- Provided material:
★ ★ ★ ★ ★ ★ ★

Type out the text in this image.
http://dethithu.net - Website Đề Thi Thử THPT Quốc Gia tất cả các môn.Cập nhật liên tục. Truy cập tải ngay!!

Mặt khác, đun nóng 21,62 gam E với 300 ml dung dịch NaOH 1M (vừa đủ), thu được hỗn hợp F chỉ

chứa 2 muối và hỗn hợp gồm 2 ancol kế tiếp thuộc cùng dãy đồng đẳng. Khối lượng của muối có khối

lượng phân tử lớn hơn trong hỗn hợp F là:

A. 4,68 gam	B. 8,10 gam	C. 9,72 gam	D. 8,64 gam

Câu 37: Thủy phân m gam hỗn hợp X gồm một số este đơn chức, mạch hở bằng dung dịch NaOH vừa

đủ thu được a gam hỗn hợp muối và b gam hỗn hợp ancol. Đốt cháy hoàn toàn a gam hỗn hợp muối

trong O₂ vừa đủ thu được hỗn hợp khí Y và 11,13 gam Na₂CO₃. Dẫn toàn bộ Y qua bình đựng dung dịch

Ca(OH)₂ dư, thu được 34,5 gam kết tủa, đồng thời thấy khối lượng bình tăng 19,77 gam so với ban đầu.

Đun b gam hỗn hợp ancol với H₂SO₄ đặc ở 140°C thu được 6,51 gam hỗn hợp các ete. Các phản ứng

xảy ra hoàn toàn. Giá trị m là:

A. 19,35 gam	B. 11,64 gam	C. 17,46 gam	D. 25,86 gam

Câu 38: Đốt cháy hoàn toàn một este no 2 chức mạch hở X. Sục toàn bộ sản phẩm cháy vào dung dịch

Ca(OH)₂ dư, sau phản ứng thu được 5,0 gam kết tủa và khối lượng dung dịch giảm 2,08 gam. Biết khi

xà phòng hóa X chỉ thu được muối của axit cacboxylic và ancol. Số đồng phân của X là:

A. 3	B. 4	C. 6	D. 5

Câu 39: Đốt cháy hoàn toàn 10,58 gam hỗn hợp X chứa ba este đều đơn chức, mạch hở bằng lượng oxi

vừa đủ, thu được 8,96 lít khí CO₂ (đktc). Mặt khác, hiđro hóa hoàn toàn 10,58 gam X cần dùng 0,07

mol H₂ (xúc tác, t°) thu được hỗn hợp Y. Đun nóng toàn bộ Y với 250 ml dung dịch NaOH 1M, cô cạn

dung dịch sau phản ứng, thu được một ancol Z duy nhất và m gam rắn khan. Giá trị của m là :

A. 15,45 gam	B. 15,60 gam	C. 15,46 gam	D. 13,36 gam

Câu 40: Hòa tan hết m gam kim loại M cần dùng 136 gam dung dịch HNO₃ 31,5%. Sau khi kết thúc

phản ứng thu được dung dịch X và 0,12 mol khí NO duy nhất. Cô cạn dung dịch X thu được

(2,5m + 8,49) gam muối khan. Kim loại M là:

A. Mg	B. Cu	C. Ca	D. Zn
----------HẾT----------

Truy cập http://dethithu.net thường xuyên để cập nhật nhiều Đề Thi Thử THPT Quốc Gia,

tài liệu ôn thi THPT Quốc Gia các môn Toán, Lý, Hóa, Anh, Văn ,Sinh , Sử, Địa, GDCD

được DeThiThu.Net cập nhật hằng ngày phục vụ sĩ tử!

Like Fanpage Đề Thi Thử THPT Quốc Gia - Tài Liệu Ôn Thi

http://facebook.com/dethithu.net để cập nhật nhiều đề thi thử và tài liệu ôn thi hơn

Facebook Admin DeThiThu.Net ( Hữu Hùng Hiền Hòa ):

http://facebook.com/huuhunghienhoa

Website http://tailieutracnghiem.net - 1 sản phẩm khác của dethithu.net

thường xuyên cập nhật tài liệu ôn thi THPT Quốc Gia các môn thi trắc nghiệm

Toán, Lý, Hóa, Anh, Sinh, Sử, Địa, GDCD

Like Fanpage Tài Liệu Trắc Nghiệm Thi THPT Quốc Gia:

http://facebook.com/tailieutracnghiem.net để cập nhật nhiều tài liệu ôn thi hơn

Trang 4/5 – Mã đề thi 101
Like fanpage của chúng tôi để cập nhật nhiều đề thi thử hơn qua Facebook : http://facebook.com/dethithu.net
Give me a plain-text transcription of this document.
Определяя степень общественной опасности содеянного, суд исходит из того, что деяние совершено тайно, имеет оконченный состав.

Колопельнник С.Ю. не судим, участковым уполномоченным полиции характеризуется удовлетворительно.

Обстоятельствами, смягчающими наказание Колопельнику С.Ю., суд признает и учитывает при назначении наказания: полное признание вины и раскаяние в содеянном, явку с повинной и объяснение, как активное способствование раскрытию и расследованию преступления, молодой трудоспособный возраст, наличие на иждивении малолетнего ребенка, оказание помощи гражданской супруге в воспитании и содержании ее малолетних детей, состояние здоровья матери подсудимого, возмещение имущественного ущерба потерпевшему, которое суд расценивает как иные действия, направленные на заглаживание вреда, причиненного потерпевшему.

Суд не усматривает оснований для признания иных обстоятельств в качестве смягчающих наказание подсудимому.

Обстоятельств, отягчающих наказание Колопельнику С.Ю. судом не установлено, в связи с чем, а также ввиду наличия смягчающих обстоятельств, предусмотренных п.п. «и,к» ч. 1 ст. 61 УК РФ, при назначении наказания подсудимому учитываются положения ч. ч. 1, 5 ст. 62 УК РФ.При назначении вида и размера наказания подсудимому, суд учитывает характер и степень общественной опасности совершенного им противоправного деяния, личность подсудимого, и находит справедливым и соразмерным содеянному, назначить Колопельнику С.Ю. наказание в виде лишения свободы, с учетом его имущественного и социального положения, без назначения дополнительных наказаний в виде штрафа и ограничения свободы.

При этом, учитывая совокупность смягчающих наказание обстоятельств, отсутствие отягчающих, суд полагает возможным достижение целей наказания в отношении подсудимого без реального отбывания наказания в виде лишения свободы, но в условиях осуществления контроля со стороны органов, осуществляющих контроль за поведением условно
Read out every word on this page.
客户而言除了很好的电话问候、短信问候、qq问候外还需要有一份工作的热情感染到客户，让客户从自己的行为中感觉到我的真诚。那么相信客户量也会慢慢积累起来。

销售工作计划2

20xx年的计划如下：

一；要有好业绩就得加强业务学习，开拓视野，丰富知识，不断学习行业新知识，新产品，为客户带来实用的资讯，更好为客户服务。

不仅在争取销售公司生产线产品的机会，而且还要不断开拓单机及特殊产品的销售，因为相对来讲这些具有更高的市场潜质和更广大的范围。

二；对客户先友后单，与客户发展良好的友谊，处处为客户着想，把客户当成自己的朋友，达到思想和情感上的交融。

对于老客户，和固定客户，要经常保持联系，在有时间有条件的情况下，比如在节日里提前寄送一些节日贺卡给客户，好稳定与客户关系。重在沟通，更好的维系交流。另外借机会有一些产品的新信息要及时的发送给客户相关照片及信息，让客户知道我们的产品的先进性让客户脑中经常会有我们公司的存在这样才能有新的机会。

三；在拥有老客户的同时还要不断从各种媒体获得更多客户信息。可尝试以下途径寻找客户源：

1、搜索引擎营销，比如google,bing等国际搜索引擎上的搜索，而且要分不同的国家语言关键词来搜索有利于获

★ ★ ★ ★ ★ ★ ★

List the lines that contain the word "Toán".

- Answer to the exercise:
tài liệu ôn thi THPT Quốc Gia các môn Toán, Lý, Hóa, Anh, Văn ,Sinh , Sử, Địa, GDCD
Toán, Lý, Hóa, Anh, Sinh, Sử, Địa, GDCD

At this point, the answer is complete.